• BRIEF
Collect every line of the records below that contains the word "ভগবদ".

• Source records
◆ ◆ ◆
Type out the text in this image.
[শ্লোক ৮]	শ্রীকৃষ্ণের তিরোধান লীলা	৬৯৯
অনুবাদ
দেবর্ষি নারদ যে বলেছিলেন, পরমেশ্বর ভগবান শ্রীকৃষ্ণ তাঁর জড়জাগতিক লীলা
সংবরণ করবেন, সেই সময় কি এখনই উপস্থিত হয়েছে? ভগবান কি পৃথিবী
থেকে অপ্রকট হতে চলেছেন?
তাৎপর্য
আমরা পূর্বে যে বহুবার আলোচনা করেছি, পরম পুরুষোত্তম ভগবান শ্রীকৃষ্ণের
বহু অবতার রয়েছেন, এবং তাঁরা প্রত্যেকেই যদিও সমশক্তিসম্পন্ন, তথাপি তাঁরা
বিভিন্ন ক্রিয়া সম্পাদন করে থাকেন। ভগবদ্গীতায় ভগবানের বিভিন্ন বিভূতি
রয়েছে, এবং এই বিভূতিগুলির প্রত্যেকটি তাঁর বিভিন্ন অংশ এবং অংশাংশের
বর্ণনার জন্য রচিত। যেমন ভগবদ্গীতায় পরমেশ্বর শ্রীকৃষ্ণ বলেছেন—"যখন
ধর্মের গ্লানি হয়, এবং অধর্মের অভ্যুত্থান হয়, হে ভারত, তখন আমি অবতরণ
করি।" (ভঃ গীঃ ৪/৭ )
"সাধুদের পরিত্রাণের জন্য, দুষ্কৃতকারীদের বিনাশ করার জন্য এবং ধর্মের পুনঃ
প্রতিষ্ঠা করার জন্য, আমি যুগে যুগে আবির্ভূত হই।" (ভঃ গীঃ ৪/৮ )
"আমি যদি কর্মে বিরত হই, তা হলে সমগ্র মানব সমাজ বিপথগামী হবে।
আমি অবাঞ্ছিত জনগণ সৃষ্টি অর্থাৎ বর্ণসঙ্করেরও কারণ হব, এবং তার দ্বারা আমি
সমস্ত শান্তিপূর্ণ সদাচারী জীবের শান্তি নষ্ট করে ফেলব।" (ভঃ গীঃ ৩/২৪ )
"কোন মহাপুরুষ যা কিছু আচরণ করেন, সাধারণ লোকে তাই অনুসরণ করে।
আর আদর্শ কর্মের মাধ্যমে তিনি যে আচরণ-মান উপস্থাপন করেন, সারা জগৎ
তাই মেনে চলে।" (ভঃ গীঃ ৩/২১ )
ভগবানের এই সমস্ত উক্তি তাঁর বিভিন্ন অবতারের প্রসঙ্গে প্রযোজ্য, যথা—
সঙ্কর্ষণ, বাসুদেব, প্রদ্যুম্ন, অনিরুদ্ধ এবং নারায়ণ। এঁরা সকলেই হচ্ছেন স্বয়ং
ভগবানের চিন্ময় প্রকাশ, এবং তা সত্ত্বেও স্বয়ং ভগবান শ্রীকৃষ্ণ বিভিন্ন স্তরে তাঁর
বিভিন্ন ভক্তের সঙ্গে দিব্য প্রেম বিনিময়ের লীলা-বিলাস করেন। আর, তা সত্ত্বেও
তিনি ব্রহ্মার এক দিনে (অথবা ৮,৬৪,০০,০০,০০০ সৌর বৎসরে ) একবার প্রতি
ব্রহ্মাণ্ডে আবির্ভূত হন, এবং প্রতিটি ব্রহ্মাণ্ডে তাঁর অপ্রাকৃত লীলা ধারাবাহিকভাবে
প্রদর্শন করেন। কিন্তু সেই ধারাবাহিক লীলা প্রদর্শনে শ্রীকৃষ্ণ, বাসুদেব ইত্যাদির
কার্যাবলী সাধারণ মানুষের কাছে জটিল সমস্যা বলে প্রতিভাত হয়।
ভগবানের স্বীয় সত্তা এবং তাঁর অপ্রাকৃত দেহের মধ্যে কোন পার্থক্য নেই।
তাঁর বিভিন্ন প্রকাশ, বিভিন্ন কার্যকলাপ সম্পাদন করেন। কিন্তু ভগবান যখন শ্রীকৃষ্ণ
◆ ◆ ◆
• REPLY TO THE EXERCISE
বিভিন্ন ক্রিয়া সম্পাদন করে থাকেন। ভগবদ্গীতায় ভগবানের বিভিন্ন বিভূতি
বর্ণনার জন্য রচিত। যেমন ভগবদ্গীতায় পরমেশ্বর শ্রীকৃষ্ণ বলেছেন—"যখন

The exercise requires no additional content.